PROBLEM TO WORK ON:
Will you extract the entries word for word? Images should not appear in the copy.

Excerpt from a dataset
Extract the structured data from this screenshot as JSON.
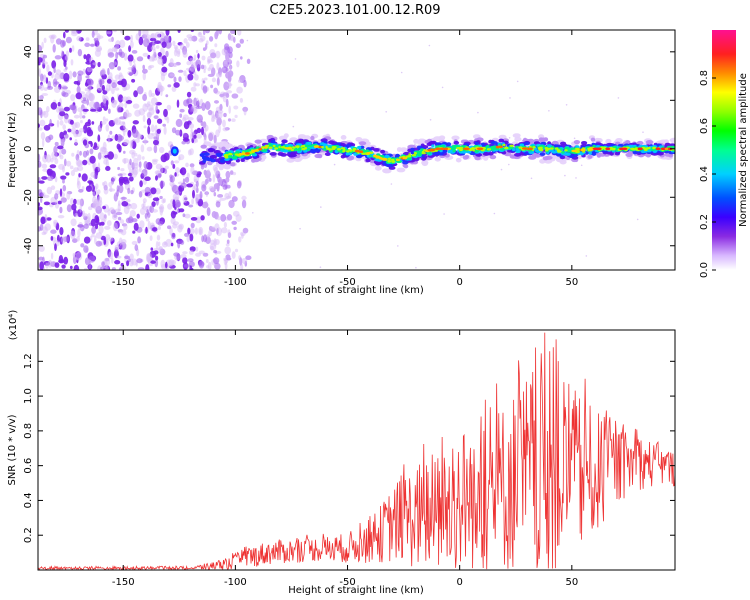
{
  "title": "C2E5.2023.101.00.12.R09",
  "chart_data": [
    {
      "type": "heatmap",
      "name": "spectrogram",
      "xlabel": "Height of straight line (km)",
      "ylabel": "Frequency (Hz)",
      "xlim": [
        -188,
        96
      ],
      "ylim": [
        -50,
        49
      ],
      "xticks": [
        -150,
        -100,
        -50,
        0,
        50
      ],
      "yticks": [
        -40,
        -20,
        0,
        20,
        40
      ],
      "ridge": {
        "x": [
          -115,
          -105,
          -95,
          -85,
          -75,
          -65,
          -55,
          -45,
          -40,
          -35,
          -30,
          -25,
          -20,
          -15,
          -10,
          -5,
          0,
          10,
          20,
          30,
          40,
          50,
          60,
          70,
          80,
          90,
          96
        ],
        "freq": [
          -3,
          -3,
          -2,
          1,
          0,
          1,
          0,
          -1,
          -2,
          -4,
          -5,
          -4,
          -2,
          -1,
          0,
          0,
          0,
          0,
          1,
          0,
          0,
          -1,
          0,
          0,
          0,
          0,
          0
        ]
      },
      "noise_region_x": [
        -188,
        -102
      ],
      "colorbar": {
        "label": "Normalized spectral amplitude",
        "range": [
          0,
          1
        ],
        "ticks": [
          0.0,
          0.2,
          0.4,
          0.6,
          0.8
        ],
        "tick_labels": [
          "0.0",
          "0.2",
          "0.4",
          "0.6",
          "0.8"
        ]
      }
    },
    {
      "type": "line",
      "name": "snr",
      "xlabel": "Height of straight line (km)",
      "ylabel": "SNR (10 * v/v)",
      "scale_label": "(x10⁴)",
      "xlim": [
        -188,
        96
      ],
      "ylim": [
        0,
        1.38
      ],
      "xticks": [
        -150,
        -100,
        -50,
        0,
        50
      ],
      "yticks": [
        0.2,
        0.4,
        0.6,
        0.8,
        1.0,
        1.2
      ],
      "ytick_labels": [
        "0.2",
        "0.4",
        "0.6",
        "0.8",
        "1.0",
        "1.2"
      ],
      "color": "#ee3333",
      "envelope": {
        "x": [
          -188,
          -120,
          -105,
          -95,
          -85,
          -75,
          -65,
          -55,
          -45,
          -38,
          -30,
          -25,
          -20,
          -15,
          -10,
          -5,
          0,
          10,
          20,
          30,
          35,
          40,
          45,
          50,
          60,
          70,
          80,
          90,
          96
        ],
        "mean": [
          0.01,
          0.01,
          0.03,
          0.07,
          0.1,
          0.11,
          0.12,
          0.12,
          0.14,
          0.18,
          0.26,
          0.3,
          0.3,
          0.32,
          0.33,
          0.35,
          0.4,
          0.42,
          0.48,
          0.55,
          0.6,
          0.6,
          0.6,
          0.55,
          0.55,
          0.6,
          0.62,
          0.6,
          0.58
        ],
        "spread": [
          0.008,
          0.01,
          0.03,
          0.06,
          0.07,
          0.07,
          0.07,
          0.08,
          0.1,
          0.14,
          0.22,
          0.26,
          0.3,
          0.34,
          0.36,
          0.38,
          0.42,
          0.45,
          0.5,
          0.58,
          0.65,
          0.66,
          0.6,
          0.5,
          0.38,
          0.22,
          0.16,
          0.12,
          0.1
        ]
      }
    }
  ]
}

WRITTEN REPLY:
Extract the structured data from this screenshot as JSON.
{
  "title": "C2E5.2023.101.00.12.R09",
  "chart_data": [
    {
      "type": "heatmap",
      "name": "spectrogram",
      "xlabel": "Height of straight line (km)",
      "ylabel": "Frequency (Hz)",
      "xlim": [
        -188,
        96
      ],
      "ylim": [
        -50,
        49
      ],
      "xticks": [
        -150,
        -100,
        -50,
        0,
        50
      ],
      "yticks": [
        -40,
        -20,
        0,
        20,
        40
      ],
      "ridge": {
        "x": [
          -115,
          -105,
          -95,
          -85,
          -75,
          -65,
          -55,
          -45,
          -40,
          -35,
          -30,
          -25,
          -20,
          -15,
          -10,
          -5,
          0,
          10,
          20,
          30,
          40,
          50,
          60,
          70,
          80,
          90,
          96
        ],
        "freq": [
          -3,
          -3,
          -2,
          1,
          0,
          1,
          0,
          -1,
          -2,
          -4,
          -5,
          -4,
          -2,
          -1,
          0,
          0,
          0,
          0,
          1,
          0,
          0,
          -1,
          0,
          0,
          0,
          0,
          0
        ]
      },
      "noise_region_x": [
        -188,
        -102
      ],
      "colorbar": {
        "label": "Normalized spectral amplitude",
        "range": [
          0,
          1
        ],
        "ticks": [
          0.0,
          0.2,
          0.4,
          0.6,
          0.8
        ],
        "tick_labels": [
          "0.0",
          "0.2",
          "0.4",
          "0.6",
          "0.8"
        ]
      }
    },
    {
      "type": "line",
      "name": "snr",
      "xlabel": "Height of straight line (km)",
      "ylabel": "SNR (10 * v/v)",
      "scale_label": "(x10⁴)",
      "xlim": [
        -188,
        96
      ],
      "ylim": [
        0,
        1.38
      ],
      "xticks": [
        -150,
        -100,
        -50,
        0,
        50
      ],
      "yticks": [
        0.2,
        0.4,
        0.6,
        0.8,
        1.0,
        1.2
      ],
      "ytick_labels": [
        "0.2",
        "0.4",
        "0.6",
        "0.8",
        "1.0",
        "1.2"
      ],
      "color": "#ee3333",
      "envelope": {
        "x": [
          -188,
          -120,
          -105,
          -95,
          -85,
          -75,
          -65,
          -55,
          -45,
          -38,
          -30,
          -25,
          -20,
          -15,
          -10,
          -5,
          0,
          10,
          20,
          30,
          35,
          40,
          45,
          50,
          60,
          70,
          80,
          90,
          96
        ],
        "mean": [
          0.01,
          0.01,
          0.03,
          0.07,
          0.1,
          0.11,
          0.12,
          0.12,
          0.14,
          0.18,
          0.26,
          0.3,
          0.3,
          0.32,
          0.33,
          0.35,
          0.4,
          0.42,
          0.48,
          0.55,
          0.6,
          0.6,
          0.6,
          0.55,
          0.55,
          0.6,
          0.62,
          0.6,
          0.58
        ],
        "spread": [
          0.008,
          0.01,
          0.03,
          0.06,
          0.07,
          0.07,
          0.07,
          0.08,
          0.1,
          0.14,
          0.22,
          0.26,
          0.3,
          0.34,
          0.36,
          0.38,
          0.42,
          0.45,
          0.5,
          0.58,
          0.65,
          0.66,
          0.6,
          0.5,
          0.38,
          0.22,
          0.16,
          0.12,
          0.1
        ]
      }
    }
  ]
}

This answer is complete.